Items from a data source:
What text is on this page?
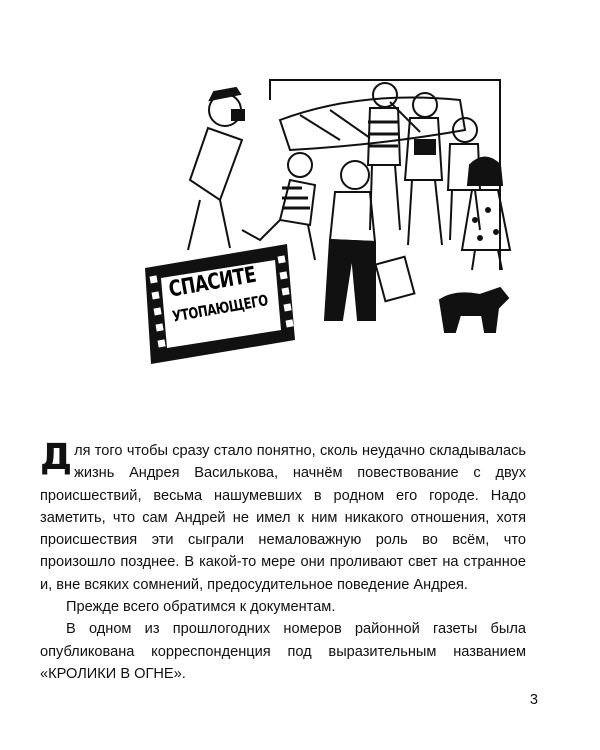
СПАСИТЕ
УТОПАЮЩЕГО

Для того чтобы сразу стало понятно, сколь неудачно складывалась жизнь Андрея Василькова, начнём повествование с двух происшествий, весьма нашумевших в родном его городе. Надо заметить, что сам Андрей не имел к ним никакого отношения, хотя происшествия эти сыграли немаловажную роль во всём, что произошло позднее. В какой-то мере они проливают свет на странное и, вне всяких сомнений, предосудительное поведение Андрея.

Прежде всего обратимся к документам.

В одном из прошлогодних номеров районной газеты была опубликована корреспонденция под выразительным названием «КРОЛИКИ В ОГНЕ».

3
* * *
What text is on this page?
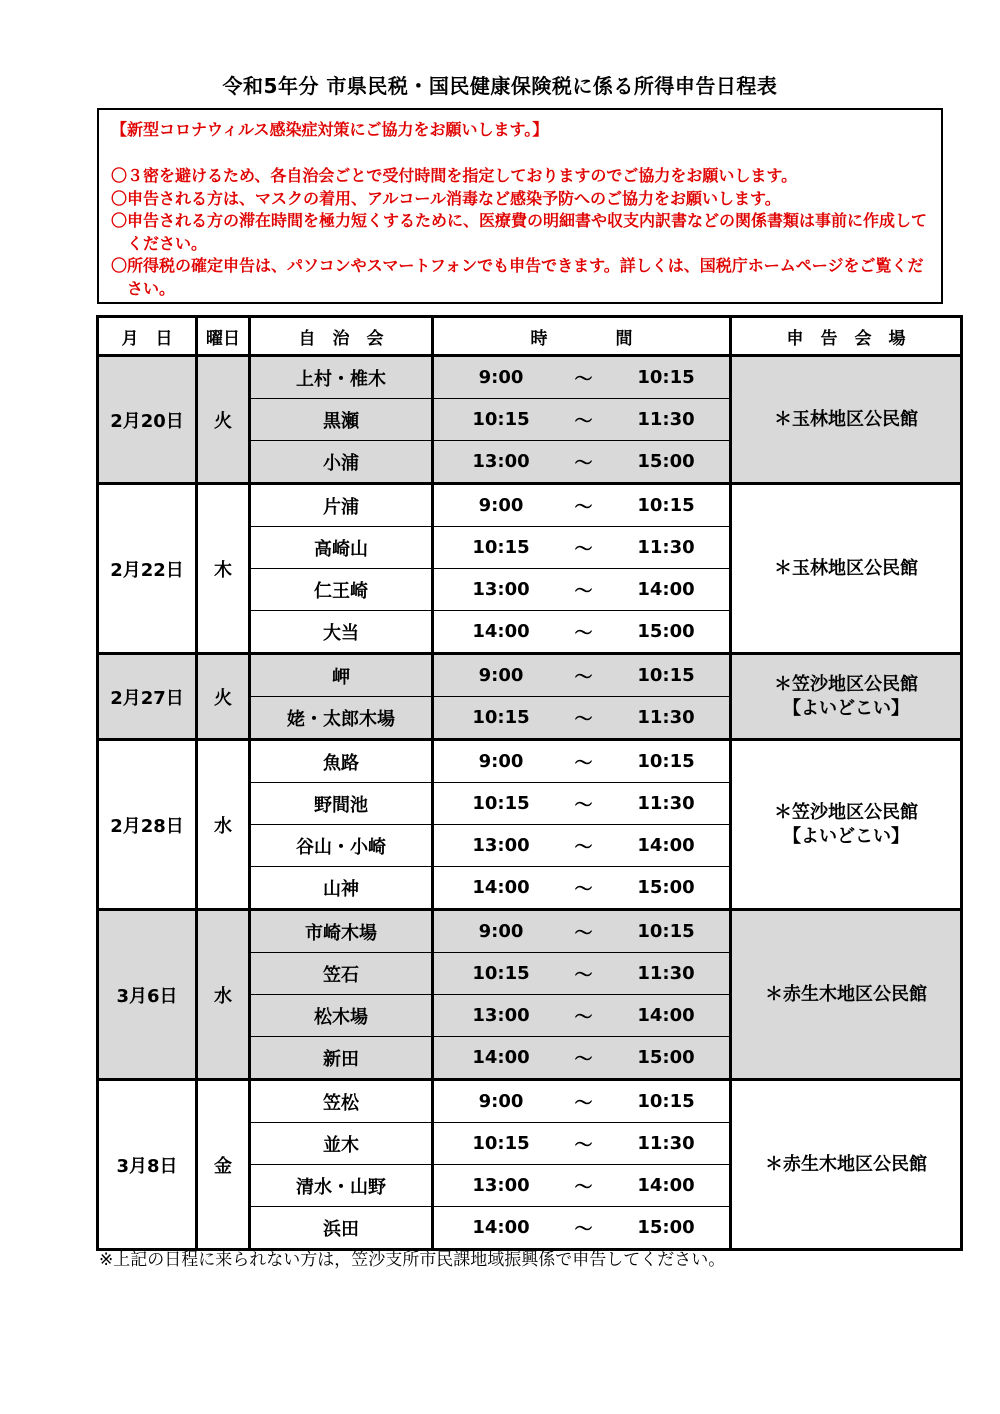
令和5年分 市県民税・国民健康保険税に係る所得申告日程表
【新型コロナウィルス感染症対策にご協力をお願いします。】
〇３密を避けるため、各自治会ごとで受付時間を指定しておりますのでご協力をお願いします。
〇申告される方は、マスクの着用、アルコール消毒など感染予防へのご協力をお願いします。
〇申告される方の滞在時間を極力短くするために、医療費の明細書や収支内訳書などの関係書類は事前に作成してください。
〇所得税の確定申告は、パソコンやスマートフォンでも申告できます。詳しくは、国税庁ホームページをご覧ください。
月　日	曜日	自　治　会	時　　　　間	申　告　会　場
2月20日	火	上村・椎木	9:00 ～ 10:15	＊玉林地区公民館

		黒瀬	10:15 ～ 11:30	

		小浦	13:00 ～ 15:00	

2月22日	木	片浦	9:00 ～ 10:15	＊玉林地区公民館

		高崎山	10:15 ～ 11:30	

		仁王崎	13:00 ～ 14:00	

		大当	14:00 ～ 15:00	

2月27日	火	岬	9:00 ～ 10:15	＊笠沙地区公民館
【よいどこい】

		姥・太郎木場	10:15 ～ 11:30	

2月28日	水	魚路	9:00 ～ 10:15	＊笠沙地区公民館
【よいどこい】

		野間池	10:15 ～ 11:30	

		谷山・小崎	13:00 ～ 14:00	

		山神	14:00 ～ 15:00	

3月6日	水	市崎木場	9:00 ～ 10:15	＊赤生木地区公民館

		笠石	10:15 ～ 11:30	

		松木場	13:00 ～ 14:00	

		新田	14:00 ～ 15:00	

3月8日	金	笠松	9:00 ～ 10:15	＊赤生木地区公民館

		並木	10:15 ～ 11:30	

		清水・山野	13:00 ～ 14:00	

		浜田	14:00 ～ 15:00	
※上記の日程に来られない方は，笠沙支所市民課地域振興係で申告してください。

GIVEN EXERCISE
Extract each line from the entries above that contains the string "笠沙地区公民館".

EXERCISE ANSWER
2月27日	火	岬	9:00 ～ 10:15	＊笠沙地区公民館
2月28日	水	魚路	9:00 ～ 10:15	＊笠沙地区公民館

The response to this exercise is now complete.